> **Exercise objective**
Omit every picture and output the rest of the records exactly as they are.
=-=-=-=-=
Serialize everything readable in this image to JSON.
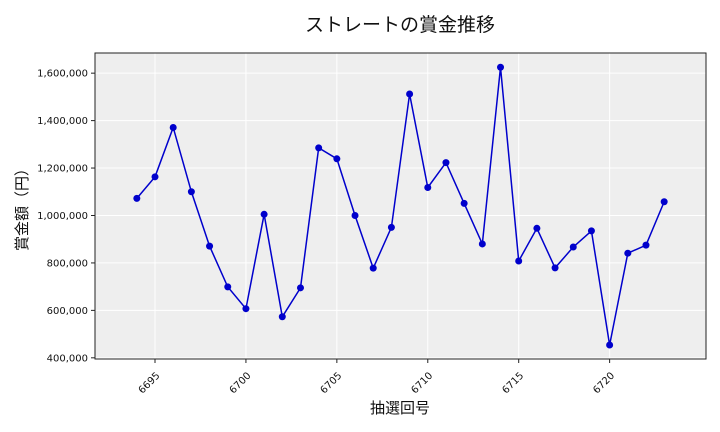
{
  "chart_data": {
    "type": "line",
    "title": "ストレートの賞金推移",
    "xlabel": "抽選回号",
    "ylabel": "賞金額（円）",
    "x": [
      6694,
      6695,
      6696,
      6697,
      6698,
      6699,
      6700,
      6701,
      6702,
      6703,
      6704,
      6705,
      6706,
      6707,
      6708,
      6709,
      6710,
      6711,
      6712,
      6713,
      6714,
      6715,
      6716,
      6717,
      6718,
      6719,
      6720,
      6721,
      6722,
      6723
    ],
    "series": [
      {
        "values": [
          1072000,
          1163000,
          1371000,
          1100000,
          871000,
          699000,
          607000,
          1005000,
          573000,
          695000,
          1285000,
          1239000,
          1000000,
          778000,
          950000,
          1512000,
          1118000,
          1223000,
          1051000,
          880000,
          1625000,
          808000,
          946000,
          779000,
          867000,
          935000,
          454000,
          841000,
          875000,
          1058000
        ],
        "color": "#0000cc"
      }
    ],
    "xlim": [
      6691.7,
      6725.3
    ],
    "ylim": [
      395000,
      1685000
    ],
    "x_ticks": [
      6695,
      6700,
      6705,
      6710,
      6715,
      6720
    ],
    "x_tick_labels": [
      "6695",
      "6700",
      "6705",
      "6710",
      "6715",
      "6720"
    ],
    "y_ticks": [
      400000,
      600000,
      800000,
      1000000,
      1200000,
      1400000,
      1600000
    ],
    "y_tick_labels": [
      "400,000",
      "600,000",
      "800,000",
      "1,000,000",
      "1,200,000",
      "1,400,000",
      "1,600,000"
    ],
    "grid": true,
    "background": "#eeeeee",
    "grid_color": "#ffffff"
  }
}
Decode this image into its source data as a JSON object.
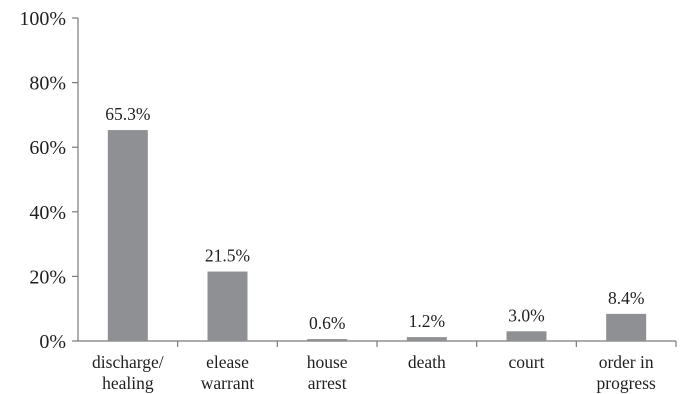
{
  "chart_data": {
    "type": "bar",
    "title": "",
    "xlabel": "",
    "ylabel": "",
    "ylim": [
      0,
      100
    ],
    "y_ticks": [
      "0%",
      "20%",
      "40%",
      "60%",
      "80%",
      "100%"
    ],
    "y_tick_values": [
      0,
      20,
      40,
      60,
      80,
      100
    ],
    "categories": [
      [
        "discharge/",
        "healing"
      ],
      [
        "elease",
        "warrant"
      ],
      [
        "house",
        "arrest"
      ],
      [
        "death"
      ],
      [
        "court"
      ],
      [
        "order in",
        "progress"
      ]
    ],
    "values": [
      65.3,
      21.5,
      0.6,
      1.2,
      3.0,
      8.4
    ],
    "data_labels": [
      "65.3%",
      "21.5%",
      "0.6%",
      "1.2%",
      "3.0%",
      "8.4%"
    ],
    "grid": false,
    "legend": "none",
    "bar_color": "#8f9093"
  }
}
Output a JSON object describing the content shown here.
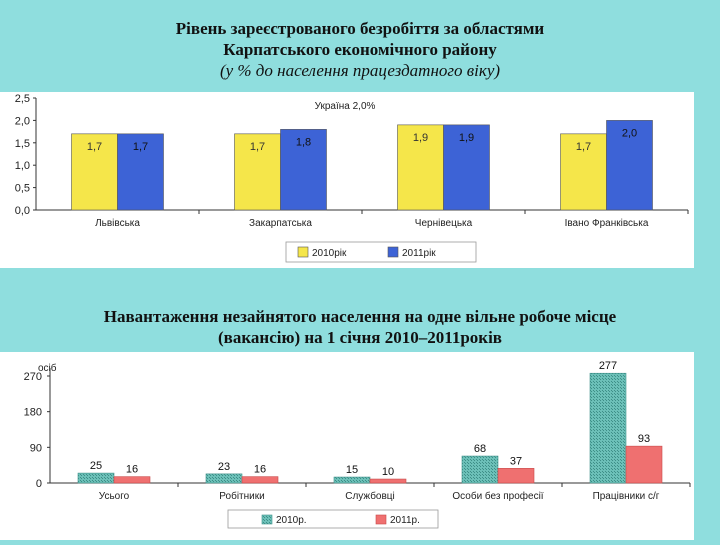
{
  "chart1": {
    "title_line1": "Рівень зареєстрованого безробіття за областями",
    "title_line2": "Карпатського економічного району",
    "title_line3": "(у % до населення працездатного віку)",
    "note": "Україна 2,0%",
    "colors": {
      "s2010": "#f5e64a",
      "s2011": "#3d63d6"
    }
  },
  "chart2": {
    "title_line1": "Навантаження незайнятого населення на одне вільне робоче місце",
    "title_line2": "(вакансію) на 1 січня 2010–2011років",
    "unit_label": "осіб",
    "colors": {
      "s2010": "#6cc0b8",
      "s2011": "#ef7070"
    }
  },
  "chart_data": [
    {
      "type": "bar",
      "title": "Рівень зареєстрованого безробіття за областями Карпатського економічного району (у % до населення працездатного віку)",
      "categories": [
        "Львівська",
        "Закарпатська",
        "Чернівецька",
        "Івано Франківська"
      ],
      "series": [
        {
          "name": "2010рік",
          "values": [
            1.7,
            1.7,
            1.9,
            1.7
          ],
          "labels": [
            "1,7",
            "1,7",
            "1,9",
            "1,7"
          ]
        },
        {
          "name": "2011рік",
          "values": [
            1.7,
            1.8,
            1.9,
            2.0
          ],
          "labels": [
            "1,7",
            "1,8",
            "1,9",
            "2,0"
          ]
        }
      ],
      "ylim": [
        0,
        2.5
      ],
      "yticks": [
        "0,0",
        "0,5",
        "1,0",
        "1,5",
        "2,0",
        "2,5"
      ],
      "annotation": "Україна 2,0%",
      "legend": "bottom",
      "grid": false
    },
    {
      "type": "bar",
      "title": "Навантаження незайнятого населення на одне вільне робоче місце (вакансію) на 1 січня 2010–2011років",
      "categories": [
        "Усього",
        "Робітники",
        "Службовці",
        "Особи без професії",
        "Працівники с/г"
      ],
      "series": [
        {
          "name": "2010р.",
          "values": [
            25,
            23,
            15,
            68,
            277
          ]
        },
        {
          "name": "2011р.",
          "values": [
            16,
            16,
            10,
            37,
            93
          ]
        }
      ],
      "ylim": [
        0,
        270
      ],
      "yticks": [
        "0",
        "90",
        "180",
        "270"
      ],
      "ylabel": "осіб",
      "legend": "bottom",
      "grid": false
    }
  ]
}
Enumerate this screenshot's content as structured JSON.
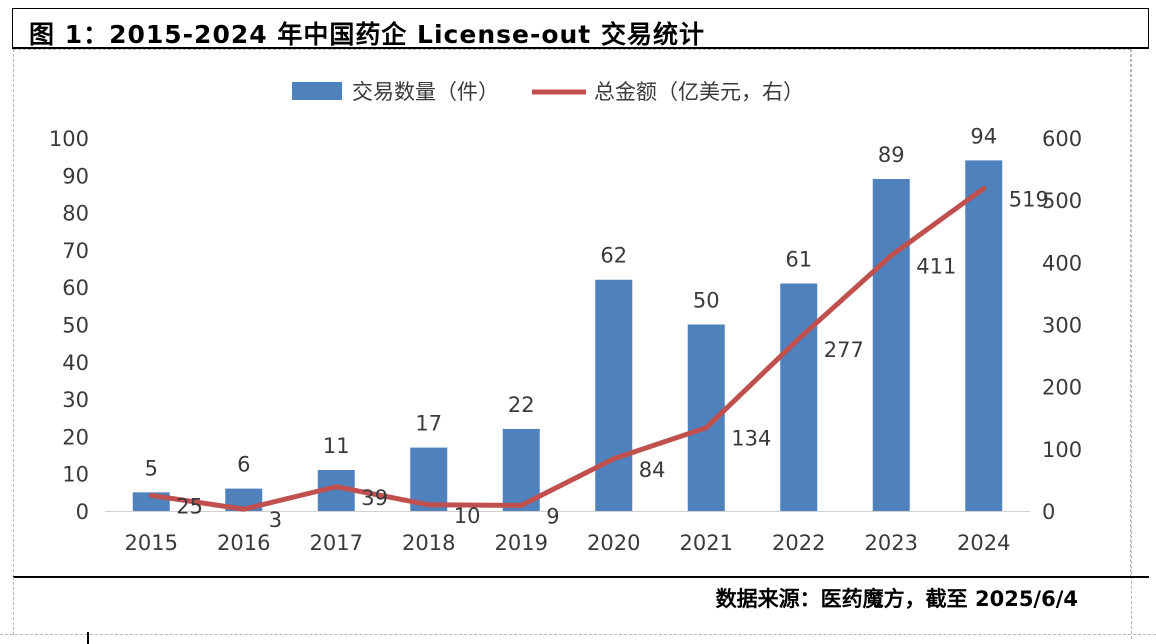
=-=-=-=-=
> **Answer to the exercise**
Serialize everything readable in this image to JSON.
{
  "chart_data": {
    "type": "line",
    "title": "ストレートの賞金推移",
    "xlabel": "抽選回号",
    "ylabel": "賞金額（円）",
    "x": [
      6694,
      6695,
      6696,
      6697,
      6698,
      6699,
      6700,
      6701,
      6702,
      6703,
      6704,
      6705,
      6706,
      6707,
      6708,
      6709,
      6710,
      6711,
      6712,
      6713,
      6714,
      6715,
      6716,
      6717,
      6718,
      6719,
      6720,
      6721,
      6722,
      6723
    ],
    "series": [
      {
        "values": [
          1072000,
          1163000,
          1371000,
          1100000,
          871000,
          699000,
          607000,
          1005000,
          573000,
          695000,
          1285000,
          1239000,
          1000000,
          778000,
          950000,
          1512000,
          1118000,
          1223000,
          1051000,
          880000,
          1625000,
          808000,
          946000,
          779000,
          867000,
          935000,
          454000,
          841000,
          875000,
          1058000
        ],
        "color": "#0000cc"
      }
    ],
    "xlim": [
      6691.7,
      6725.3
    ],
    "ylim": [
      395000,
      1685000
    ],
    "x_ticks": [
      6695,
      6700,
      6705,
      6710,
      6715,
      6720
    ],
    "x_tick_labels": [
      "6695",
      "6700",
      "6705",
      "6710",
      "6715",
      "6720"
    ],
    "y_ticks": [
      400000,
      600000,
      800000,
      1000000,
      1200000,
      1400000,
      1600000
    ],
    "y_tick_labels": [
      "400,000",
      "600,000",
      "800,000",
      "1,000,000",
      "1,200,000",
      "1,400,000",
      "1,600,000"
    ],
    "grid": true,
    "background": "#eeeeee",
    "grid_color": "#ffffff"
  }
}
Decode this image into its source data as a JSON object.
{
  "chart_data": {
    "type": "bar",
    "title": "",
    "xlabel": "",
    "ylabel": "",
    "ylim": [
      0,
      100
    ],
    "y_ticks": [
      "0%",
      "20%",
      "40%",
      "60%",
      "80%",
      "100%"
    ],
    "y_tick_values": [
      0,
      20,
      40,
      60,
      80,
      100
    ],
    "categories": [
      [
        "discharge/",
        "healing"
      ],
      [
        "elease",
        "warrant"
      ],
      [
        "house",
        "arrest"
      ],
      [
        "death"
      ],
      [
        "court"
      ],
      [
        "order in",
        "progress"
      ]
    ],
    "values": [
      65.3,
      21.5,
      0.6,
      1.2,
      3.0,
      8.4
    ],
    "data_labels": [
      "65.3%",
      "21.5%",
      "0.6%",
      "1.2%",
      "3.0%",
      "8.4%"
    ],
    "grid": false,
    "legend": "none",
    "bar_color": "#8f9093"
  }
}
Output a JSON object describing the content shown here.
{
  "chart1": {
    "title_line1": "Рівень зареєстрованого безробіття за областями",
    "title_line2": "Карпатського економічного району",
    "title_line3": "(у % до населення працездатного віку)",
    "note": "Україна 2,0%",
    "colors": {
      "s2010": "#f5e64a",
      "s2011": "#3d63d6"
    }
  },
  "chart2": {
    "title_line1": "Навантаження незайнятого населення на одне вільне робоче місце",
    "title_line2": "(вакансію) на 1 січня 2010–2011років",
    "unit_label": "осіб",
    "colors": {
      "s2010": "#6cc0b8",
      "s2011": "#ef7070"
    }
  },
  "chart_data": [
    {
      "type": "bar",
      "title": "Рівень зареєстрованого безробіття за областями Карпатського економічного району (у % до населення працездатного віку)",
      "categories": [
        "Львівська",
        "Закарпатська",
        "Чернівецька",
        "Івано Франківська"
      ],
      "series": [
        {
          "name": "2010рік",
          "values": [
            1.7,
            1.7,
            1.9,
            1.7
          ],
          "labels": [
            "1,7",
            "1,7",
            "1,9",
            "1,7"
          ]
        },
        {
          "name": "2011рік",
          "values": [
            1.7,
            1.8,
            1.9,
            2.0
          ],
          "labels": [
            "1,7",
            "1,8",
            "1,9",
            "2,0"
          ]
        }
      ],
      "ylim": [
        0,
        2.5
      ],
      "yticks": [
        "0,0",
        "0,5",
        "1,0",
        "1,5",
        "2,0",
        "2,5"
      ],
      "annotation": "Україна 2,0%",
      "legend": "bottom",
      "grid": false
    },
    {
      "type": "bar",
      "title": "Навантаження незайнятого населення на одне вільне робоче місце (вакансію) на 1 січня 2010–2011років",
      "categories": [
        "Усього",
        "Робітники",
        "Службовці",
        "Особи без професії",
        "Працівники с/г"
      ],
      "series": [
        {
          "name": "2010р.",
          "values": [
            25,
            23,
            15,
            68,
            277
          ]
        },
        {
          "name": "2011р.",
          "values": [
            16,
            16,
            10,
            37,
            93
          ]
        }
      ],
      "ylim": [
        0,
        270
      ],
      "yticks": [
        "0",
        "90",
        "180",
        "270"
      ],
      "ylabel": "осіб",
      "legend": "bottom",
      "grid": false
    }
  ]
}
Enumerate this screenshot's content as structured JSON.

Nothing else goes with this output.